● Aufgaben
- a) Wie viele Cams setzte der Erste im Textauszug über das Techno-Klettern ein, bis er oben am Umlenker stand?
- b) Setze den Textauszug über das Techno-Klettern nach seinem letzten Satz fort.

● Textauszug
_ _ _ _ _ _ _

14 Cams und mindestens ein Liter Schweiß später stand der Erste oben am Umlenker. Das war anstrengend. Und das Ganze ohne echten Felskontakt. Hatte das überhaupt noch etwas mit Klettern zu tun? Der gedankliche Schritt vom freien Rotpunktklettern und dem schnellen Alpinstil in den Alpen hin zum langsamen und beschwerlichen Techno-Klettern ist zunächst nicht ganz einfach. Man muss sich mit einer ganz neuen Kletterethik anfreunden und seinen eigenen Spirit etwas umstrukturieren. Das technische Klettern eröffnet jedoch ganz neue Möglichkeiten, die weit über das Wegschummeln von einzelnen Schlüsselstellen hinausreichen. Wer eine Route wie die Nose am El Capitan ohne technische Hilfsmittel bewältigen kann, der fühle sich frei dies auch zu tun. Der überbleibenden Mehrheit, der das jedoch verweigert bleibt, steht nun allerdings jeder einzelne Kunstgriff des Techno-Kletterns zur Verfügung, um eine solche Wand zu bezwingen. Und eben das charakterisiert das

auch als Aid-Klettern bezeichnete Techno-Klettern: Neben viel Schweiß, Blut und Anstrengung geht es darum, aus einem beinahe unendlichen Repertoire an Möglichkeiten seinen eigenen, passenden Weg zu finden, sich mit Hilfe von Cams, Keilen, Ballnuts, Schlaghaken, Skyhooks, Peckern und vielem mehr die Wand hochzuschuften. Und so endeckten wir nach der zweiten Route auch alle schon den besonderen Charakter dieser Art der vertikalen Fortbewegung und wurden langsam heiß auf Schwierigeres. Neben Routen, die wir uns fast ausschließlich mit Peckern, Haken und ähnlichem Material hochnageln mussten, jagte Alex uns auch im Toprope durch aalglatte Wände, die erst bei genauerem Hinsehen millimeterkleine Leisten für Skyhooks bereithielten. Abgeschlossen wurde der Tag big-wall-getreu in zwei Portaledges, die für die kommende Nacht unsere luftige Herberge darstellten.

The little ones go big

Für den nächsten Tag stand Big-Wall-Logistik auf dem Plan, also das Nachziehen des Haulbags via Körperhub oder, wenn die Wohnzimmergarnitur doch nicht zu Hause bleiben konnte, per Flaschenzug. Ein paar Seile mehr am Stand, wodurch Materialorganisation noch wichtiger wird, und noch ein Schweißtropfen mehr, aber ansonsten kein Hexenwerk, wenn man mit alpinen Sicherungstechniken vertraut ist. Auch die Technik des „Lower-Out“, das Sich-selbst-Ablassen beim Nachstieg mit Steigklemmen in Querungen, verinnerlichten wir alle schnell und freuten uns über jede von Alex´ Anekdoten.

_ _ _ _ _ _ _

● Die Daten
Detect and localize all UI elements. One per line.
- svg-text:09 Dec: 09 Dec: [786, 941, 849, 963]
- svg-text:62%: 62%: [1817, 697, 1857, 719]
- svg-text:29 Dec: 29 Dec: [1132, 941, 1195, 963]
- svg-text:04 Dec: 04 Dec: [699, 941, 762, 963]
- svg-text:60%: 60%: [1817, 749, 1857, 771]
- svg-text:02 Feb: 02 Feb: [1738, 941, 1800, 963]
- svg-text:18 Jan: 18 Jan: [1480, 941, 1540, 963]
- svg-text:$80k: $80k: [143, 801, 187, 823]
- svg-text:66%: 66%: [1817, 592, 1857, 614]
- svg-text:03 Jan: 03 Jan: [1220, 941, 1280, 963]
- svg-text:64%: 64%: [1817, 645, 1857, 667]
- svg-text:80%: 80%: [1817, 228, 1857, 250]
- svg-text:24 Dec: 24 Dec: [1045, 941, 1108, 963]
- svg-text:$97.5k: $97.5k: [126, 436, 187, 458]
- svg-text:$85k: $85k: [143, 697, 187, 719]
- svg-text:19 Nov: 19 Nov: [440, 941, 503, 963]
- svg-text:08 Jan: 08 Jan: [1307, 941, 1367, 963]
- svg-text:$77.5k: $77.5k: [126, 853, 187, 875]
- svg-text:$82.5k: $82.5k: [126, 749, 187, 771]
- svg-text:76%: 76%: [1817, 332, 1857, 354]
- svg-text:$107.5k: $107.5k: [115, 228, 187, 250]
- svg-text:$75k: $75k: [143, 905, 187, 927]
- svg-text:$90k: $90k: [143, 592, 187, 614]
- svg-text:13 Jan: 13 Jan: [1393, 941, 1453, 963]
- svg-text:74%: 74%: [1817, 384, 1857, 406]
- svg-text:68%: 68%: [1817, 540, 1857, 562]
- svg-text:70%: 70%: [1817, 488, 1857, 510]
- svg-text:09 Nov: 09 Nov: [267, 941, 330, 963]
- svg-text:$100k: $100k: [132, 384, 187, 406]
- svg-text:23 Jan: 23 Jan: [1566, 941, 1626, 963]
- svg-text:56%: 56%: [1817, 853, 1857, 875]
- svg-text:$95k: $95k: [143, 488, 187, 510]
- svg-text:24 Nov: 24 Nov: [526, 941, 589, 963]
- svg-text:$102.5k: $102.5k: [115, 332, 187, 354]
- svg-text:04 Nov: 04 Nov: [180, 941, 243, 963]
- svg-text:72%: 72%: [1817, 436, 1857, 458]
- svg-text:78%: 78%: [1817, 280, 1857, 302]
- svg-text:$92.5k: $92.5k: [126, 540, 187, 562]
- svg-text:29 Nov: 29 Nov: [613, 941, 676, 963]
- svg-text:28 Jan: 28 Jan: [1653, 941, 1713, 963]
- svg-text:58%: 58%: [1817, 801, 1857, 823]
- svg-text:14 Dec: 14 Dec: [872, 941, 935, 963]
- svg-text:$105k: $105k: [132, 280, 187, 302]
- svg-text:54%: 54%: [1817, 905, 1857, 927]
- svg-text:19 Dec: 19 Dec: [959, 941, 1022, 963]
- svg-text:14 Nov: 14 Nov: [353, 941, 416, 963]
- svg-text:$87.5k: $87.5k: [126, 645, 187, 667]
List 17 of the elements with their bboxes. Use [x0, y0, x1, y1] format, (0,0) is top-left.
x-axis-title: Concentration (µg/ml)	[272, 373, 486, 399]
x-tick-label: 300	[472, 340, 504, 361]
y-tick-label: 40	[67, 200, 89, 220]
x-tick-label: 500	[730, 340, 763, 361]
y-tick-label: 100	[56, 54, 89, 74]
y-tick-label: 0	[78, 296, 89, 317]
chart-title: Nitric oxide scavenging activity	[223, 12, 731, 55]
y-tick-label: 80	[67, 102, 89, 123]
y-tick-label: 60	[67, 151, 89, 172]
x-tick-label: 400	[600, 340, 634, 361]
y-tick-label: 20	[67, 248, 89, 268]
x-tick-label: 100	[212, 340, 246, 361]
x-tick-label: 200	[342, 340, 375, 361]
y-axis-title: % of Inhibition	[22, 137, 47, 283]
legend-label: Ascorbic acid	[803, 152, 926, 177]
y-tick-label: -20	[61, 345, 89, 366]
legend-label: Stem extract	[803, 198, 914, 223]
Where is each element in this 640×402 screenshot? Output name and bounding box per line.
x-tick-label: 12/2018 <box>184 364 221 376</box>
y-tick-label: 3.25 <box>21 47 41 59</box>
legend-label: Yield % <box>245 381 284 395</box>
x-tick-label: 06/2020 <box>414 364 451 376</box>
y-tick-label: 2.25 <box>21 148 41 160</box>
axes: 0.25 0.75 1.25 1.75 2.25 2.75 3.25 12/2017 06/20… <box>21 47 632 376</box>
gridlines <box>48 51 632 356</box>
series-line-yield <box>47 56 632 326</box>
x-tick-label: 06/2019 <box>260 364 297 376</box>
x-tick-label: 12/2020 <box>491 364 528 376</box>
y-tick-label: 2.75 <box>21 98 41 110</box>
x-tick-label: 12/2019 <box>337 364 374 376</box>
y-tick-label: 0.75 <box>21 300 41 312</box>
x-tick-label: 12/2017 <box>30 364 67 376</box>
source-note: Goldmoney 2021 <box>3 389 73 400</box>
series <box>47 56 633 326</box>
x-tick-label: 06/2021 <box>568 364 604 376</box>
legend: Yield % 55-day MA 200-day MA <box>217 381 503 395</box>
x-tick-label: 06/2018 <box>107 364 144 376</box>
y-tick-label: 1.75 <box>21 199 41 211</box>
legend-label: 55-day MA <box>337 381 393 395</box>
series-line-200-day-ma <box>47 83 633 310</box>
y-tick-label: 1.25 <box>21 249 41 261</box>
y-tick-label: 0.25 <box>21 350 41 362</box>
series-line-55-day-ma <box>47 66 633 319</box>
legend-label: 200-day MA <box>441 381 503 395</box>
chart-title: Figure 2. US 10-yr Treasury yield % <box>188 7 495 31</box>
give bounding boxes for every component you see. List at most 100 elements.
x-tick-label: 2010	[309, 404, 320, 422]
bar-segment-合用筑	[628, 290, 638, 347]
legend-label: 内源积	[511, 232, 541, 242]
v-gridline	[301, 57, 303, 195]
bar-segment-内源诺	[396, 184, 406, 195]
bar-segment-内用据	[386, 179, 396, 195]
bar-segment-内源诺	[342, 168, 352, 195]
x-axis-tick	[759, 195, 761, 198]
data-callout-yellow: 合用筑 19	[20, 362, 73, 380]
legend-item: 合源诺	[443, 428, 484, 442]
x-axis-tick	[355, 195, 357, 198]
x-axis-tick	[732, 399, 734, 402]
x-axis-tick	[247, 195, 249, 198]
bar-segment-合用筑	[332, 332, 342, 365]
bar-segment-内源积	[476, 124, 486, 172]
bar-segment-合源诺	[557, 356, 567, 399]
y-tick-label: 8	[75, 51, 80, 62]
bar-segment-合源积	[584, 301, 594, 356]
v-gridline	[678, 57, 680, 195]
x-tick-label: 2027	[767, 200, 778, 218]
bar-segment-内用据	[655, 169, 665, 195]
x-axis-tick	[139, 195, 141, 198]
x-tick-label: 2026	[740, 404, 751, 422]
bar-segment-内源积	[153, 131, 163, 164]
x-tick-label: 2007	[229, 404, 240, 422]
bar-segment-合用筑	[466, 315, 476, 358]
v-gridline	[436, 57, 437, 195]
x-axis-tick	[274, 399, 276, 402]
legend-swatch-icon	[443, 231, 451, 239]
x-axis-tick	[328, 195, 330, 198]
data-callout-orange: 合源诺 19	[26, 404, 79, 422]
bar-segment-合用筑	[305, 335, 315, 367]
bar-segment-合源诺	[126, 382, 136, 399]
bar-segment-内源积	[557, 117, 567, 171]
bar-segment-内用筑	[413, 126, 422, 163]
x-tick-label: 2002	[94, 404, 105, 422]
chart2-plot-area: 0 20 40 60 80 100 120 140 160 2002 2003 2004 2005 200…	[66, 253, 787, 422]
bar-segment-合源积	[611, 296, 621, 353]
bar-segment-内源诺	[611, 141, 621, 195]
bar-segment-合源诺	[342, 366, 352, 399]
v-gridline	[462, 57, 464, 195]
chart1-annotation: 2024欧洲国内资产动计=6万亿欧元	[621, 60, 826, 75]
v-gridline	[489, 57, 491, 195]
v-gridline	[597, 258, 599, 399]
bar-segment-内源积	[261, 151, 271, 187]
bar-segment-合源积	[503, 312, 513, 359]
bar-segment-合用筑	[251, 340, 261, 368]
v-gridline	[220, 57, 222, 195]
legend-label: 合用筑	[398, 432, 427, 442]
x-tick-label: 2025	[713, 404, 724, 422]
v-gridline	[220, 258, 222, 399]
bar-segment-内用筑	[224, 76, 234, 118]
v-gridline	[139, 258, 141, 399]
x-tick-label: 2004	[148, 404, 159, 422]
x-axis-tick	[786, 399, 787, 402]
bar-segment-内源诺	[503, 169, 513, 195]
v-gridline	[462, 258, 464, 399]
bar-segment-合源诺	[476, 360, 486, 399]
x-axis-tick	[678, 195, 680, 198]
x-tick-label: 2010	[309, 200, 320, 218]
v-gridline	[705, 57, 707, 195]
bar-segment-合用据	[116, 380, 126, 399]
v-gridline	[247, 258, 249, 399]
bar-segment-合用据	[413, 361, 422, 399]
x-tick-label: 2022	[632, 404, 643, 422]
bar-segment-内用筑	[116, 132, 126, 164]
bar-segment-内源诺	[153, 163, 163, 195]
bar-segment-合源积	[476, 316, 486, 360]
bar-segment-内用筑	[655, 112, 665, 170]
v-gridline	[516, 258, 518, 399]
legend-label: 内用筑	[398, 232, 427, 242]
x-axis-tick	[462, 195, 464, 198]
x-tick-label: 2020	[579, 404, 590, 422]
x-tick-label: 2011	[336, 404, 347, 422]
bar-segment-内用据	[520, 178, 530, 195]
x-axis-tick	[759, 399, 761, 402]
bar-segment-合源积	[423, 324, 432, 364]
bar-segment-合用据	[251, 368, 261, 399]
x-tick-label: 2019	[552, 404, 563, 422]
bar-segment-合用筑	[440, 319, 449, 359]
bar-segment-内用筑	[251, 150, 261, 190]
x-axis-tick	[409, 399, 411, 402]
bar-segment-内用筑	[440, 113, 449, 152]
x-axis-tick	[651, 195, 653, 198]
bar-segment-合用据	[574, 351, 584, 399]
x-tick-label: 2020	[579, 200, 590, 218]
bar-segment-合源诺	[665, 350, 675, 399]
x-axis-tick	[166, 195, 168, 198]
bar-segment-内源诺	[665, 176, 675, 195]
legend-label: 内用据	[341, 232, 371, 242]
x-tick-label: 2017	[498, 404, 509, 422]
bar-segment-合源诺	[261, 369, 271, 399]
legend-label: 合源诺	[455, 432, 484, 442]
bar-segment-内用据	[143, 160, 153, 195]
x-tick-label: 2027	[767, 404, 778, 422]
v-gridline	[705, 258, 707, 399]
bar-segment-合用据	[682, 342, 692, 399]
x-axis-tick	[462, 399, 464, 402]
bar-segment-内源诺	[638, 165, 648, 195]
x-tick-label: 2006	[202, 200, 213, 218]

_ _ _ _ _ _ _

● Lösungen
- a) 14 Cams.

- b)
Am Sonntag stand zu guter Letzt noch eine schwere Techno-Route für jeden bereit und ein kleiner Crashkurs zum Thema Bohren. Die Techno-Route „Girls Club“ war ein langer dünner Riss, der unseren neu erworbenen Fähigkeiten alles abverlangte und einige Griffe in die Trickkiste erforderte. Doch nach diesem psychischen Machtkampf mit der Wand war auch diese Herausforderung geschafft und es gab ein durchaus begeistertes Lob vom Meister himself. Wie versprochen zeigte Alex uns jetzt noch die verschiedenen Varianten, eine Route mit Haken zu versehen. Neben der Makita für schnelle Nummern bohrten wir auch unsere ersten Löcher mit dem Handbohrer, was neben schmerzenden Unterarmen auch ein anderes Bewusstsein für das Hakensetzen hinterließ.

Der Beginn von Großem

Alles in allem ein absolut gelungenes Wochenende. Trotz anfänglicher Skepsis dem neuen

Stil gegenüber waren wir nach den drei Tagen alle hoch motiviert, unser neues Können an den Fels bzw. ans Metall zu bringen. Das technische Klettern hat einen ganz anderen und neuen Charakter als all die anderen Sachen, die wir vorher gemacht haben. Lässt man sich jedoch auf diesen nervenzehrenden Stil ein, erweitert man den eigenen Horizont des Kletterns und erlangt die Möglichkeiten, die höchsten und wildesten Wände zu durchsteigen, die es gibt.